_Set exercise_. Reproduce this listing in full.

::: Data supplied :::

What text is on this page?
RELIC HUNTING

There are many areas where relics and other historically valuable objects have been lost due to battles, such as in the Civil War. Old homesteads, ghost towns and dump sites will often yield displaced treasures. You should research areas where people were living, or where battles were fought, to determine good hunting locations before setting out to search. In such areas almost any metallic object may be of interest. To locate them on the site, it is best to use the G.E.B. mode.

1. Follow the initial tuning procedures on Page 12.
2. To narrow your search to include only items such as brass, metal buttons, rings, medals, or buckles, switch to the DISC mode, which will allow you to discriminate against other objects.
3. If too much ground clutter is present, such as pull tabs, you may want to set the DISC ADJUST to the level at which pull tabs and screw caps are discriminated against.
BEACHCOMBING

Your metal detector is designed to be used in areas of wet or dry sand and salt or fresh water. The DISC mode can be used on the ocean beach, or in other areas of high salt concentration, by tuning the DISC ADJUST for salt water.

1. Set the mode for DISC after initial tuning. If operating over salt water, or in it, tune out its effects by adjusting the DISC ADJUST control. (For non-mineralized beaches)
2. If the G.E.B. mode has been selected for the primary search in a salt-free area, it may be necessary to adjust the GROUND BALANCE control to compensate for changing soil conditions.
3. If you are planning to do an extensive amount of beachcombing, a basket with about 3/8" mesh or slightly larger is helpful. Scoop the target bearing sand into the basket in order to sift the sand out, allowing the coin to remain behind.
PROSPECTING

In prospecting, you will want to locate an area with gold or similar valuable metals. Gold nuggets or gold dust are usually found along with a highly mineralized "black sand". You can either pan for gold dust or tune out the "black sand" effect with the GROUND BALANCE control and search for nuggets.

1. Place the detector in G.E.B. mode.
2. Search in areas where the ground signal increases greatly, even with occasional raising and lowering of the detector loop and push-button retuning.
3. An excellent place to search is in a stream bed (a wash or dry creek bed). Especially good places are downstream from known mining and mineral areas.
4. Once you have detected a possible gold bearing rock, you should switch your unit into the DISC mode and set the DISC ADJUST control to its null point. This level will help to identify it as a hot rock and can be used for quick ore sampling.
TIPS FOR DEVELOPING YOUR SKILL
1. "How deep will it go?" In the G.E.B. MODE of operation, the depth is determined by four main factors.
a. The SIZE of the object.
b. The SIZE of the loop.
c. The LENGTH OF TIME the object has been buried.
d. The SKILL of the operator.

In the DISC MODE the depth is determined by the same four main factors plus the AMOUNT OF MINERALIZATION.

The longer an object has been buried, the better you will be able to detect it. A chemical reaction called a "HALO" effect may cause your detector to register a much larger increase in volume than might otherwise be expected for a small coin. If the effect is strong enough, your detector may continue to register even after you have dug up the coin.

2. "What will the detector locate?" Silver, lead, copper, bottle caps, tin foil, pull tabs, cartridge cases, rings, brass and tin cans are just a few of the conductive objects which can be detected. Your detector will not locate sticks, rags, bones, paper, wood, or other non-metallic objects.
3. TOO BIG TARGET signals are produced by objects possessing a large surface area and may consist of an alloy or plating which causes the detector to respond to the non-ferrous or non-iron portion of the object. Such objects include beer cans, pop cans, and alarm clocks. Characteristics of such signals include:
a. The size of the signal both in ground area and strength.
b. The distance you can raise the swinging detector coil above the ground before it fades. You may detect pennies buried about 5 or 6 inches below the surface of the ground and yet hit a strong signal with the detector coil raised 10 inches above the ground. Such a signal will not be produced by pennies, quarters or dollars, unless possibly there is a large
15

:::

_Exercise answer_.
What text is on this page?
RELIC HUNTING

There are many areas where relics and other historically valuable objects have been lost due to battles, such as in the Civil War. Old homesteads, ghost towns and dump sites will often yield displaced treasures. You should research areas where people were living, or where battles were fought, to determine good hunting locations before setting out to search. In such areas almost any metallic object may be of interest. To locate them on the site, it is best to use the G.E.B. mode.

1. Follow the initial tuning procedures on Page 12.
2. To narrow your search to include only items such as brass, metal buttons, rings, medals, or buckles, switch to the DISC mode, which will allow you to discriminate against other objects.
3. If too much ground clutter is present, such as pull tabs, you may want to set the DISC ADJUST to the level at which pull tabs and screw caps are discriminated against.
BEACHCOMBING

Your metal detector is designed to be used in areas of wet or dry sand and salt or fresh water. The DISC mode can be used on the ocean beach, or in other areas of high salt concentration, by tuning the DISC ADJUST for salt water.

1. Set the mode for DISC after initial tuning. If operating over salt water, or in it, tune out its effects by adjusting the DISC ADJUST control. (For non-mineralized beaches)
2. If the G.E.B. mode has been selected for the primary search in a salt-free area, it may be necessary to adjust the GROUND BALANCE control to compensate for changing soil conditions.
3. If you are planning to do an extensive amount of beachcombing, a basket with about 3/8" mesh or slightly larger is helpful. Scoop the target bearing sand into the basket in order to sift the sand out, allowing the coin to remain behind.
PROSPECTING

In prospecting, you will want to locate an area with gold or similar valuable metals. Gold nuggets or gold dust are usually found along with a highly mineralized "black sand". You can either pan for gold dust or tune out the "black sand" effect with the GROUND BALANCE control and search for nuggets.

1. Place the detector in G.E.B. mode.
2. Search in areas where the ground signal increases greatly, even with occasional raising and lowering of the detector loop and push-button retuning.
3. An excellent place to search is in a stream bed (a wash or dry creek bed). Especially good places are downstream from known mining and mineral areas.
4. Once you have detected a possible gold bearing rock, you should switch your unit into the DISC mode and set the DISC ADJUST control to its null point. This level will help to identify it as a hot rock and can be used for quick ore sampling.
TIPS FOR DEVELOPING YOUR SKILL
1. "How deep will it go?" In the G.E.B. MODE of operation, the depth is determined by four main factors.
a. The SIZE of the object.
b. The SIZE of the loop.
c. The LENGTH OF TIME the object has been buried.
d. The SKILL of the operator.

In the DISC MODE the depth is determined by the same four main factors plus the AMOUNT OF MINERALIZATION.

The longer an object has been buried, the better you will be able to detect it. A chemical reaction called a "HALO" effect may cause your detector to register a much larger increase in volume than might otherwise be expected for a small coin. If the effect is strong enough, your detector may continue to register even after you have dug up the coin.

2. "What will the detector locate?" Silver, lead, copper, bottle caps, tin foil, pull tabs, cartridge cases, rings, brass and tin cans are just a few of the conductive objects which can be detected. Your detector will not locate sticks, rags, bones, paper, wood, or other non-metallic objects.
3. TOO BIG TARGET signals are produced by objects possessing a large surface area and may consist of an alloy or plating which causes the detector to respond to the non-ferrous or non-iron portion of the object. Such objects include beer cans, pop cans, and alarm clocks. Characteristics of such signals include:
a. The size of the signal both in ground area and strength.
b. The distance you can raise the swinging detector coil above the ground before it fades. You may detect pennies buried about 5 or 6 inches below the surface of the ground and yet hit a strong signal with the detector coil raised 10 inches above the ground. Such a signal will not be produced by pennies, quarters or dollars, unless possibly there is a large
15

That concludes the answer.